▶ **LISTING**:
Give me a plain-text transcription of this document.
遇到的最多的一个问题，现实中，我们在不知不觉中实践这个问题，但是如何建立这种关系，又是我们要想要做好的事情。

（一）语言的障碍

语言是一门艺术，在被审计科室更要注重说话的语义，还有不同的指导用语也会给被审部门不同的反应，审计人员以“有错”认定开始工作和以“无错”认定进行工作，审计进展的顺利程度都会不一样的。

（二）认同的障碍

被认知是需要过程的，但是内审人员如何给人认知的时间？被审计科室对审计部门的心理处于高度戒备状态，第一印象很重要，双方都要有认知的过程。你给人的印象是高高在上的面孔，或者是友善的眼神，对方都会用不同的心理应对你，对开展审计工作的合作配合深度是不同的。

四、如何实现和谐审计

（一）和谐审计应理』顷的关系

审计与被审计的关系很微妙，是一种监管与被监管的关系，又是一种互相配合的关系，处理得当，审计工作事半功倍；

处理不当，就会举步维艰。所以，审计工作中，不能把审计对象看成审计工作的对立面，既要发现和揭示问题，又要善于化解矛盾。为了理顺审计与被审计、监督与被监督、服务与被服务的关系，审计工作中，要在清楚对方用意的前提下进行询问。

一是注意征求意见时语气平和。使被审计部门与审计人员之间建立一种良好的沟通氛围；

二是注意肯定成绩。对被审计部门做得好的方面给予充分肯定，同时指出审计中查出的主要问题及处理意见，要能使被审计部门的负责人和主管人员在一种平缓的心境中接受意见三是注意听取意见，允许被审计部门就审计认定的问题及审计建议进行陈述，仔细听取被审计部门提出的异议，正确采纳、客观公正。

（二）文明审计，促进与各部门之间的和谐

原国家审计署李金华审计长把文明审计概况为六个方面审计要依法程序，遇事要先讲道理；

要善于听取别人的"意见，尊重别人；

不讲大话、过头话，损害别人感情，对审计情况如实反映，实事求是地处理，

▶ **REQUIREMENT**: Copy out the whole listing exactly.

▶ **TASK ANSWER**:
Give me a plain-text transcription of this document.
遇到的最多的一个问题，现实中，我们在不知不觉中实践这个问题，但是如何建立这种关系，又是我们要想要做好的事情。

（一）语言的障碍

语言是一门艺术，在被审计科室更要注重说话的语义，还有不同的指导用语也会给被审部门不同的反应，审计人员以“有错”认定开始工作和以“无错”认定进行工作，审计进展的顺利程度都会不一样的。

（二）认同的障碍

被认知是需要过程的，但是内审人员如何给人认知的时间？被审计科室对审计部门的心理处于高度戒备状态，第一印象很重要，双方都要有认知的过程。你给人的印象是高高在上的面孔，或者是友善的眼神，对方都会用不同的心理应对你，对开展审计工作的合作配合深度是不同的。

四、如何实现和谐审计

（一）和谐审计应理』顷的关系

审计与被审计的关系很微妙，是一种监管与被监管的关系，又是一种互相配合的关系，处理得当，审计工作事半功倍；

处理不当，就会举步维艰。所以，审计工作中，不能把审计对象看成审计工作的对立面，既要发现和揭示问题，又要善于化解矛盾。为了理顺审计与被审计、监督与被监督、服务与被服务的关系，审计工作中，要在清楚对方用意的前提下进行询问。

一是注意征求意见时语气平和。使被审计部门与审计人员之间建立一种良好的沟通氛围；

二是注意肯定成绩。对被审计部门做得好的方面给予充分肯定，同时指出审计中查出的主要问题及处理意见，要能使被审计部门的负责人和主管人员在一种平缓的心境中接受意见三是注意听取意见，允许被审计部门就审计认定的问题及审计建议进行陈述，仔细听取被审计部门提出的异议，正确采纳、客观公正。

（二）文明审计，促进与各部门之间的和谐

原国家审计署李金华审计长把文明审计概况为六个方面审计要依法程序，遇事要先讲道理；

要善于听取别人的"意见，尊重别人；

不讲大话、过头话，损害别人感情，对审计情况如实反映，实事求是地处理，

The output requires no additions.